Grammy Award-winning artist Pharrell Williams reteams with composer Heitor Pereira to produce the soundtrack for Despicable Me 2, the sequel to the 2010 animated comedy adventure. Williams wrote three memorable new songs for the movie: “Happy” and “Just a Cloud Away” to complement the reprise of one of his songs from the first film, “Fun Fun Fun” and “Scream” which is performed by CeeLo Green. The film stars Steve Carell, Kristen Wiig, Benjamin Bratt, Miranda Cosgrove, Russell Brand, Steve Coogan, and Ken Jeong.
At the recent press day, Williams talked about what inspired him to write “Happy”and take audiences to a lighter place for the second film, why Gru is his favorite character, the philosophy behind his creative process, how he strives to produce colorful and original music, how he harmonizes his music with the filmmakers’ intentions to complement what’s happening on screen, why it’s challenging to put humor into the music, why working on this was a cool learning experience, how growing up in Virginia Beach influenced his music and development as an artist, and why this is a movie everyone will enjoy. He also discussed the influence of The Neptunes and being parodied on Jimmy Kimmel Live. Hit the jump to read the full interview.
Question: The music in this was great and it complimented and worked so well with the movie. Can you talk a little bit about your process of writing? In particular, I loved the song Happy. How did that come about and what inspired you to write it?
Pharrell Williams: The process is usually the same. They usually do one of two things. They tell you, “Oh, well you know what? We’ve just written this new scene and we need X, Y and Z.” There’s your criteria. You have directives. Or sometimes they’ll already have temp music where the tempo works and the feeling of the song works, but the song is just overplayed. Or a lot of it is right, but they want something new and fresh. And so, there’s a criteria, and then there is your motive and inspiration. Ingeniously, the writers and the director chose a different overarching theme for this one which was in a much happier place. I feel like they were smart. They predicted that this is where the world will be right now at this moment. The internet has been responsible for so much connectivity with us as a species, humanity, but at the same time, with all of the connectivity, there are a lot of great things you see and then there’s a lot of shock. People are becoming desensitized at this point. One day, there’s a train off the track. Next week, there’s another train off the track. It’s weird all these things. But again, you’re dealing with math. You’re dealing with seven billion people, so things are bound to go wrong. But what about the happier side of things? People have become so desensitized to all the tragedies and travesties, that as a species, we needed to go to a lighter place. These guys ingeniously predicted that that’s where this would go, and they used Gru, the guy who was least likely, if you look in your yearbooks, to ever be happy about something. They chose him to be the main guy with a good mood and attitude. I was so happy, pun intended, to express that for him. It’s been really cool because you wouldn’t think that that would work, but it did. Those guys are super-genius, and I was so lucky to be a sticker on that rocket ship.
This is your second time doing Despicable Me. Which character or situation in this film was the most fun for you to create some music for this time around?

**Exercise input:**
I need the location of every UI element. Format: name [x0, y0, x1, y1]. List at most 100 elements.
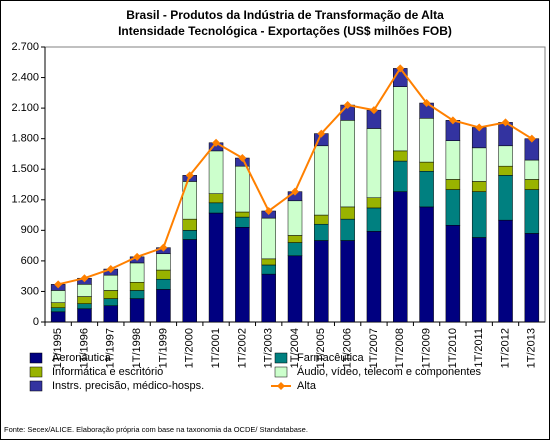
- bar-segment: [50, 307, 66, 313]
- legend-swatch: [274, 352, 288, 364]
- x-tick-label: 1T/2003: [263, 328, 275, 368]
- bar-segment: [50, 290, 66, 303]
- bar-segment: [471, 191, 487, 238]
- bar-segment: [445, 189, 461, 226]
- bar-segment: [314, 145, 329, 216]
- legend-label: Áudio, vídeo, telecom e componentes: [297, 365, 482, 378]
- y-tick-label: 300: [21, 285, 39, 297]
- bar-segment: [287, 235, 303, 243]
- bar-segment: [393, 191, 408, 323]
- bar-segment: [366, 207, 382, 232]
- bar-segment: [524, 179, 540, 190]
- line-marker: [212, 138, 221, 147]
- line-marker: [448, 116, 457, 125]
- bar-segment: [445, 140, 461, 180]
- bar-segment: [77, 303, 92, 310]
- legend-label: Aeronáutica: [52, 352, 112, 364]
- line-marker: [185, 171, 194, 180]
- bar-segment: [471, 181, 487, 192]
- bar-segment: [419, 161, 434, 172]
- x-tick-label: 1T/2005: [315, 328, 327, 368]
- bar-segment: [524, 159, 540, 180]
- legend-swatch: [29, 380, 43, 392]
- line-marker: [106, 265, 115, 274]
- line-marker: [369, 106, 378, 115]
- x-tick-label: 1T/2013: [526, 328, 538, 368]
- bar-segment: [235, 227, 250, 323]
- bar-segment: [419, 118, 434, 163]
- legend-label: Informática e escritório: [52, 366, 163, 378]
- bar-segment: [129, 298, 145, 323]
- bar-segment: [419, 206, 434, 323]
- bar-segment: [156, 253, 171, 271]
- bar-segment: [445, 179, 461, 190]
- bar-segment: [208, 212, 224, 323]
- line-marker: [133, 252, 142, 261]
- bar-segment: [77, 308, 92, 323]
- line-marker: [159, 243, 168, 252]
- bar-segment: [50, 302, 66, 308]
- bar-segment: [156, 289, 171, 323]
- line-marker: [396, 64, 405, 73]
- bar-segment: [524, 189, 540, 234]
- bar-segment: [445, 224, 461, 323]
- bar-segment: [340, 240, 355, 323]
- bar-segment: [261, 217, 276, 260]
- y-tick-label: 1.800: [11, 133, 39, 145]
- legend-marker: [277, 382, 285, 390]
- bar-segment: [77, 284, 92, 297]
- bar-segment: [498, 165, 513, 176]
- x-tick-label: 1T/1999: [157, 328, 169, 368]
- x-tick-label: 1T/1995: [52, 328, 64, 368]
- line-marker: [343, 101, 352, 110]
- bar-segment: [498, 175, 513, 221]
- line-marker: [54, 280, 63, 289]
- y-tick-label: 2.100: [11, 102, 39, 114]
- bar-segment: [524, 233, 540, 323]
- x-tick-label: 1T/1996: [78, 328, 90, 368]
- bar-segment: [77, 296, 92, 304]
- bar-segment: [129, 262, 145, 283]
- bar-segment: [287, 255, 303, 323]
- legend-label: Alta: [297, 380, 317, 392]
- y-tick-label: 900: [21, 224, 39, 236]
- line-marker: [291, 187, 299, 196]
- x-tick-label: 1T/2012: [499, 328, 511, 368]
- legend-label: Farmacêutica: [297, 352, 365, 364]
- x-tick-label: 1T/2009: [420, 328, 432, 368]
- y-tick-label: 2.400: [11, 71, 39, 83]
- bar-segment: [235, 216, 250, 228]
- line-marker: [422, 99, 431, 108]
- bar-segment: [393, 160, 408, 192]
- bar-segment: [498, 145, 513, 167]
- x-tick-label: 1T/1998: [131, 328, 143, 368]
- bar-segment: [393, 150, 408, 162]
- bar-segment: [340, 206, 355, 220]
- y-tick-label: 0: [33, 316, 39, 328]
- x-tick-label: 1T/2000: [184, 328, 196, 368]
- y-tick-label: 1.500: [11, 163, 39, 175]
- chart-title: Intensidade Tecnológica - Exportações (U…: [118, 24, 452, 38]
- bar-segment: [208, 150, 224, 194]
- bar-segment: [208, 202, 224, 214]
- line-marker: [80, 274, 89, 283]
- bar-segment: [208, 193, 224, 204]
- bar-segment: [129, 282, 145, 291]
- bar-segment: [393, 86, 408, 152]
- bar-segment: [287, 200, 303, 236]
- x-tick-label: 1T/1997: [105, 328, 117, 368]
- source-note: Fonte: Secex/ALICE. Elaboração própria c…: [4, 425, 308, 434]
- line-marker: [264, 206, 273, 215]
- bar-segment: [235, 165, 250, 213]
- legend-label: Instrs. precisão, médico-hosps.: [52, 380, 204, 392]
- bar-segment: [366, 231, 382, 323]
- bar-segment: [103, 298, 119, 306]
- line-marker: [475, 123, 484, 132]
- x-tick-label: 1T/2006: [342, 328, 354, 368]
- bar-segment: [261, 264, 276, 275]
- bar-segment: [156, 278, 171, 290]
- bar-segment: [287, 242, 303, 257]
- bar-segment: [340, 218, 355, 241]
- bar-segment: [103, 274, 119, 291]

* * *

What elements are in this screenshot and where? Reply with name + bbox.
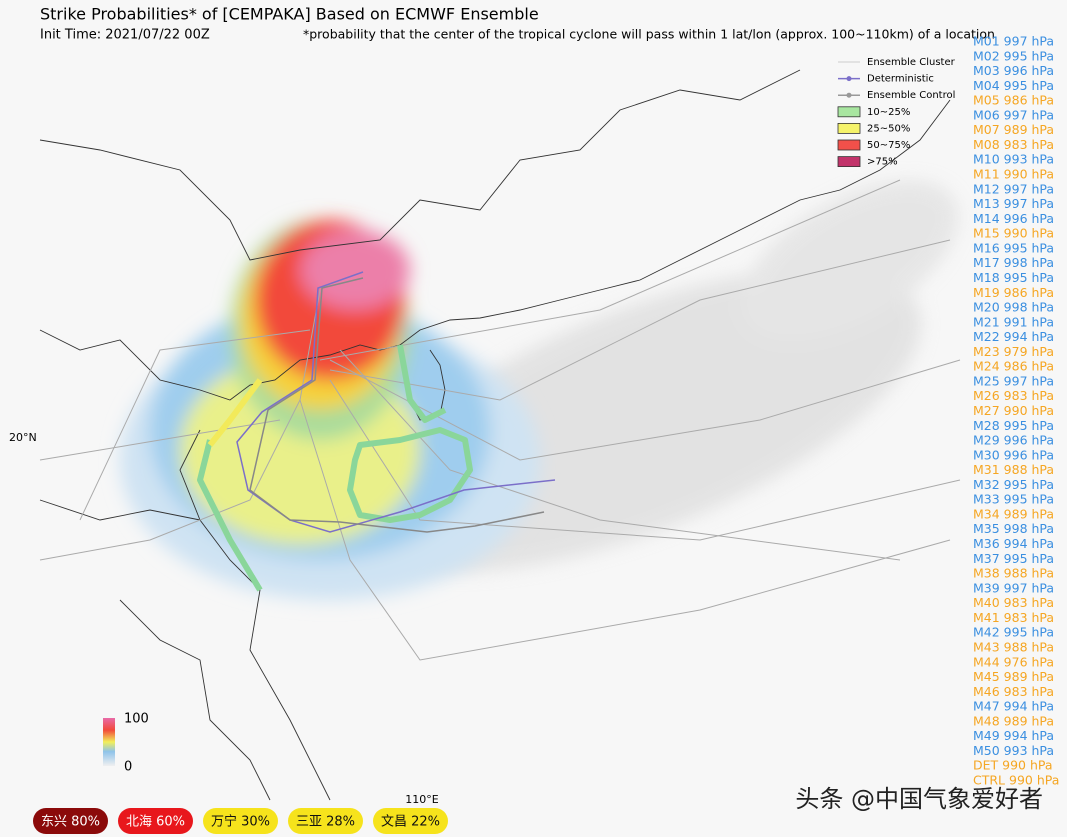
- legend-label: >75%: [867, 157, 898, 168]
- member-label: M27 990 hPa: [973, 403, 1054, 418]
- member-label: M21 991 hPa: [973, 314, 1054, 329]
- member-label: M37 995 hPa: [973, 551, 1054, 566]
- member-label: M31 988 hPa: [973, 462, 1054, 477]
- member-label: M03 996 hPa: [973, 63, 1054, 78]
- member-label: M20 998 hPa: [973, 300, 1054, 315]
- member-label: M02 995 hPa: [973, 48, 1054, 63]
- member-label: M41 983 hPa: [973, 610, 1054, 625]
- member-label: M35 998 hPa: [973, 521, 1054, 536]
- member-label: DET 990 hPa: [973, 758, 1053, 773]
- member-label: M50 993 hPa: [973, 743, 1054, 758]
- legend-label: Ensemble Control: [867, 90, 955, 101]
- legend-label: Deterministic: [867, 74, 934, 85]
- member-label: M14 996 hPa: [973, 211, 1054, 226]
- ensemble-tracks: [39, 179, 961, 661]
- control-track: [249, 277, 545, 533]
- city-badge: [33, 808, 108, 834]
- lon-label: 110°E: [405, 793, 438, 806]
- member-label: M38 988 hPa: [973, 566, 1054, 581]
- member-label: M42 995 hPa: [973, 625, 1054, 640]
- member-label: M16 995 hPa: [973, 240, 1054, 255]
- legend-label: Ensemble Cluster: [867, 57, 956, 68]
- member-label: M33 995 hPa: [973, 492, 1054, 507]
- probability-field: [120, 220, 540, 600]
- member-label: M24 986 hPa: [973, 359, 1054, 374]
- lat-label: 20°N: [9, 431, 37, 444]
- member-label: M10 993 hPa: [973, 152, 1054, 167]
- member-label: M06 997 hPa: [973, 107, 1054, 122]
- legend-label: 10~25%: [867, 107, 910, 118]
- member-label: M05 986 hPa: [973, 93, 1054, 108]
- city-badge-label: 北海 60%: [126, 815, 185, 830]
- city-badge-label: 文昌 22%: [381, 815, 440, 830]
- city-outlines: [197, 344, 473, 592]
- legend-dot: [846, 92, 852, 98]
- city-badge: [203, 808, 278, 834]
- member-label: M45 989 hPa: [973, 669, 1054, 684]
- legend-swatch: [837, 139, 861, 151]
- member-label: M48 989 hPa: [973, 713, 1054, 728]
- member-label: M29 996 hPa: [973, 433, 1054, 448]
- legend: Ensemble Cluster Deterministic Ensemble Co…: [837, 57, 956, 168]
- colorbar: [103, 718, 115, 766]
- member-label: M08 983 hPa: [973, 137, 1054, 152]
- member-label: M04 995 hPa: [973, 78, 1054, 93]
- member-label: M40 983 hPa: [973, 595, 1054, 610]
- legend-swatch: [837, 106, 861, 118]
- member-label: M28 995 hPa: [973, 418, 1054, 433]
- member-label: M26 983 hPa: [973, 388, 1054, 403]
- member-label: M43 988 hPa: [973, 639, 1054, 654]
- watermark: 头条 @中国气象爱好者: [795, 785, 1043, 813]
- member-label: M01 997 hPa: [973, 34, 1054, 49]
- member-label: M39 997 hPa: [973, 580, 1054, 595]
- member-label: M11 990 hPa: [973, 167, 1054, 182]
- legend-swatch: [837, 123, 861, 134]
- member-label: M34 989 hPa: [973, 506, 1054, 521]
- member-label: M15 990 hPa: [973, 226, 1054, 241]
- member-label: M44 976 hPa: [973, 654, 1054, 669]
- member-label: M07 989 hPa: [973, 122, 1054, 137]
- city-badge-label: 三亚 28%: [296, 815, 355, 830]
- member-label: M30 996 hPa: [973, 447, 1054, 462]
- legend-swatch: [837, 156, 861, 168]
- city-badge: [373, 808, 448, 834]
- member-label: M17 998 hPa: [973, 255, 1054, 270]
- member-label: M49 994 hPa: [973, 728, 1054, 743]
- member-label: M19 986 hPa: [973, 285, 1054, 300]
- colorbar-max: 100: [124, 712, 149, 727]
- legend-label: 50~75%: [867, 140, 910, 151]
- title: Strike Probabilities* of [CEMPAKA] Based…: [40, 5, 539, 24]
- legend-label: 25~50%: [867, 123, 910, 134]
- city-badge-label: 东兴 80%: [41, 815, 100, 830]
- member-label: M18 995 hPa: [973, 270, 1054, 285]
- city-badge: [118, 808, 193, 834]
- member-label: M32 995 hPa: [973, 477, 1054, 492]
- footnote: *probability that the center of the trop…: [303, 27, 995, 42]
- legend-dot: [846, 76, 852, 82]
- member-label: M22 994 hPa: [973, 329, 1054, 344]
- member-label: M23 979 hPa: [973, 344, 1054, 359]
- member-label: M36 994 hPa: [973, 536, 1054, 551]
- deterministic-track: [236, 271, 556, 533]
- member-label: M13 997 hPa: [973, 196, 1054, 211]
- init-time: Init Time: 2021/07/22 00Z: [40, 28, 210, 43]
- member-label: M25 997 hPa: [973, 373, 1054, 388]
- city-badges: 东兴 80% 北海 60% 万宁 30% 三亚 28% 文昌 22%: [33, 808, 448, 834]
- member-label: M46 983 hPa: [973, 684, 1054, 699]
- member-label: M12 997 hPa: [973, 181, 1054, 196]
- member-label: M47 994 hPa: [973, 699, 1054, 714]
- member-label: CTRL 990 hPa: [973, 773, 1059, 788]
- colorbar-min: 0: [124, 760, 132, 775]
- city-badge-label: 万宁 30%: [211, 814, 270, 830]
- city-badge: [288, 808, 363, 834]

**Short problem A:** Change "legend-label" to "legend-text" in the records, in the stretch from the line containing "- bar-segment: [50, 307, 66, 313]" through the line containing "- line-marker: [448, 116, 457, 125]", leaving everything else as it is. Give back only those lines.
**Short problem B:** Go on with the interview about the Despicable Me 2 soundtrack from the point where it stops.

**Exercise result A:**
- bar-segment: [50, 307, 66, 313]
- legend-swatch: [274, 352, 288, 364]
- x-tick-label: 1T/2003: [263, 328, 275, 368]
- bar-segment: [50, 290, 66, 303]
- bar-segment: [471, 191, 487, 238]
- bar-segment: [445, 189, 461, 226]
- bar-segment: [314, 145, 329, 216]
- legend-text: Áudio, vídeo, telecom e componentes: [297, 365, 482, 378]
- y-tick-label: 300: [21, 285, 39, 297]
- bar-segment: [287, 235, 303, 243]
- bar-segment: [393, 191, 408, 323]
- bar-segment: [366, 207, 382, 232]
- bar-segment: [524, 179, 540, 190]
- line-marker: [212, 138, 221, 147]
- line-marker: [448, 116, 457, 125]

**Exercise result B:**
Williams: Again, it was the overarching theme. My contribution to the first film was more like the songs came from things that different characters would say, or their behavior, or the things that they would do. This time I chose a different approach. I thought, “You know what? I’m going to go with the overarching theme.” I still consider myself a novice because filmmaking and scoring is a comprehensive job that takes a lot of years and experience to get to an expertise level. I’m far from that, but man I got to learn so much on the job, like working with Heitor Pereira and Chris (Meledandri) and his extensive super crazy team. I got to learn that there are many different approaches to get to a destination. There are many different routes. And so, with this one, I chose the overarching theme which wasn’t specifically about anyone else as it was so much about the air of the film. The continuity was honestly based on lifting people up emotionally, and they did such a great job. I was happy to have my music harmonized with their intentions.
Who’s your favorite character? Who do you like in the movie the best?
Williams: I like Gru’s humor. I love that dry humor. The funniest things that he says are under his breath. I just think that’s so genius and so relatable.
How much of your past influences your music and how much of it will influence your future endeavors?
Williams: You learn from experiences, and I suppose that’s where I color most of my music, from experiences. Part of it is reaching into oblivion for things that don’t exist, like what the writers did when they were creating the story for Despicable Me, like what is a Minion and what does it look like? They were reaching into oblivion. Most of my work is colored by experiences.
When do you think you’re going to put out your next solo album?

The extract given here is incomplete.